__Entries supplied__

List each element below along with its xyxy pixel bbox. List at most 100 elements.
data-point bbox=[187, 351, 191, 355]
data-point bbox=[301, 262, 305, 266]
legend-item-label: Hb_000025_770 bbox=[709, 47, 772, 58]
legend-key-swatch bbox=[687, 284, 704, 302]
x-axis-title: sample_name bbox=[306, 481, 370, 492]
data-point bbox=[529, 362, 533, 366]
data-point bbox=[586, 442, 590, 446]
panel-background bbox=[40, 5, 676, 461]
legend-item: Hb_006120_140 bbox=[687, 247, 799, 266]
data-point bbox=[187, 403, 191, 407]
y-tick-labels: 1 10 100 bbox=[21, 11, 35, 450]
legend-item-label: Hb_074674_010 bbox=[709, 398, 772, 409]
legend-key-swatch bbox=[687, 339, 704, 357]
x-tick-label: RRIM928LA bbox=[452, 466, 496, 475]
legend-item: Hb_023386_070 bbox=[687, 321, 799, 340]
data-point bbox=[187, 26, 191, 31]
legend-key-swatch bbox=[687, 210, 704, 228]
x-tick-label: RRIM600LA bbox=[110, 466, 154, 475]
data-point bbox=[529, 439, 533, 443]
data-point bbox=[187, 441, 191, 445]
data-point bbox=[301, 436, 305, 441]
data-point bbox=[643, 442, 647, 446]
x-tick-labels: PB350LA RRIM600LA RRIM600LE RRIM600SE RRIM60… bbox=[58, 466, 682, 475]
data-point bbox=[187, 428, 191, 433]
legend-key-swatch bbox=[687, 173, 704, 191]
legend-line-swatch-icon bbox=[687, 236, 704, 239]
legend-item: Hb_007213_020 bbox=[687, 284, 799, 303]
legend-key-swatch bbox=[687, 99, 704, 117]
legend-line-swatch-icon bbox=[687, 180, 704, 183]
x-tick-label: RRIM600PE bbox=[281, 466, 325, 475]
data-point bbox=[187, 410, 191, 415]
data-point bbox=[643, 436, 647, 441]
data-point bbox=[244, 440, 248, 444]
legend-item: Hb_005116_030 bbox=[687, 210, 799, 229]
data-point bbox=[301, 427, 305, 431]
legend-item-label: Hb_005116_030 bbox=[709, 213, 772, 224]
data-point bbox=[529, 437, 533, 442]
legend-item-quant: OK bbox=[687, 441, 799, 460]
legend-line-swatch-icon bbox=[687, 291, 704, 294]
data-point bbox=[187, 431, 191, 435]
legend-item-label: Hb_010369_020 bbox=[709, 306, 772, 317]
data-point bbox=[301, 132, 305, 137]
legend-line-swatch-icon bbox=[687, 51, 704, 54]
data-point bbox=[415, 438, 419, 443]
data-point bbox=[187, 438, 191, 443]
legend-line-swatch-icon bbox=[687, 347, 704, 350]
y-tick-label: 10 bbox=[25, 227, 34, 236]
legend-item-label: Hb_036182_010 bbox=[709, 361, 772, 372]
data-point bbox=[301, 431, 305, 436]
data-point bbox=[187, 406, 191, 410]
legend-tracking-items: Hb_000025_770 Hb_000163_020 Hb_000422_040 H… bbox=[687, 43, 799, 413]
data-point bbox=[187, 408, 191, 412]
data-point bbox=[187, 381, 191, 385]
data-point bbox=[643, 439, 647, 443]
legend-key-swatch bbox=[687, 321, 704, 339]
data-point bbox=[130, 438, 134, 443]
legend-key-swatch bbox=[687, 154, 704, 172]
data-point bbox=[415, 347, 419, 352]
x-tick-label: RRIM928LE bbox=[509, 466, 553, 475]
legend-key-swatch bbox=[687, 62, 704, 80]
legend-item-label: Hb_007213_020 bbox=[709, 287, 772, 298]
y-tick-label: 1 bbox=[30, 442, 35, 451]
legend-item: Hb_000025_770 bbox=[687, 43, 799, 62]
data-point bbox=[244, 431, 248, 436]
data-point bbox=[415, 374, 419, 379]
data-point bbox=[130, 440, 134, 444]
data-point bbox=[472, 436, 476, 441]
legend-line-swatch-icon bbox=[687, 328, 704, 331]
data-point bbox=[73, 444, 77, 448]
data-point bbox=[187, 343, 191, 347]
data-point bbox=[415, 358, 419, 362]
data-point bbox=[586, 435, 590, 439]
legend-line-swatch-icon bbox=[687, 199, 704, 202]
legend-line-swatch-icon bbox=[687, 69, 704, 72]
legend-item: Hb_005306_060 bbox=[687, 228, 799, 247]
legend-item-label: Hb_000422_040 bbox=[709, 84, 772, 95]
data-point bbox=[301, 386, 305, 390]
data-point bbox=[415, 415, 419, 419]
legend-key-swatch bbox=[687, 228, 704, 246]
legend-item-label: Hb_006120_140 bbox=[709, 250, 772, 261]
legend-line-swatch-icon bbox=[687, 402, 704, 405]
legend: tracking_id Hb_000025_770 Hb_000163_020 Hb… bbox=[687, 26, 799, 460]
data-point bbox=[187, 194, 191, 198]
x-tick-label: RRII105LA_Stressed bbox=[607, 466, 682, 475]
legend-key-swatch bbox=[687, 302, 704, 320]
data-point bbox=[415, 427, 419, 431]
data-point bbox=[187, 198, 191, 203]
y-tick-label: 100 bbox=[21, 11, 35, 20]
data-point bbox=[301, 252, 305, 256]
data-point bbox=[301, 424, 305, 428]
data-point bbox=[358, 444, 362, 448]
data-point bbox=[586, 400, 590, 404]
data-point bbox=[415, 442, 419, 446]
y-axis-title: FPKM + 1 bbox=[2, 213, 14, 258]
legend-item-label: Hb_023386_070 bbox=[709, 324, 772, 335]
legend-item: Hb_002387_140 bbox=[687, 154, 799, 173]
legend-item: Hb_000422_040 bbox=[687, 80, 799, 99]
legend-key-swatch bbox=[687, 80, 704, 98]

__Task directions__
Copy the material word for word from its first line down to the line with "data-point bbox=[643, 442, 647, 446]", including both of those lines.

__Finished answer__
List each element below along with its xyxy pixel bbox. List at most 100 elements.
data-point bbox=[187, 351, 191, 355]
data-point bbox=[301, 262, 305, 266]
legend-item-label: Hb_000025_770 bbox=[709, 47, 772, 58]
legend-key-swatch bbox=[687, 284, 704, 302]
x-axis-title: sample_name bbox=[306, 481, 370, 492]
data-point bbox=[529, 362, 533, 366]
data-point bbox=[586, 442, 590, 446]
panel-background bbox=[40, 5, 676, 461]
legend-item: Hb_006120_140 bbox=[687, 247, 799, 266]
data-point bbox=[187, 403, 191, 407]
y-tick-labels: 1 10 100 bbox=[21, 11, 35, 450]
legend-item-label: Hb_074674_010 bbox=[709, 398, 772, 409]
legend-key-swatch bbox=[687, 339, 704, 357]
x-tick-label: RRIM928LA bbox=[452, 466, 496, 475]
legend-item: Hb_023386_070 bbox=[687, 321, 799, 340]
data-point bbox=[187, 26, 191, 31]
legend-key-swatch bbox=[687, 210, 704, 228]
x-tick-label: RRIM600LA bbox=[110, 466, 154, 475]
data-point bbox=[529, 439, 533, 443]
data-point bbox=[187, 441, 191, 445]
data-point bbox=[301, 436, 305, 441]
data-point bbox=[643, 442, 647, 446]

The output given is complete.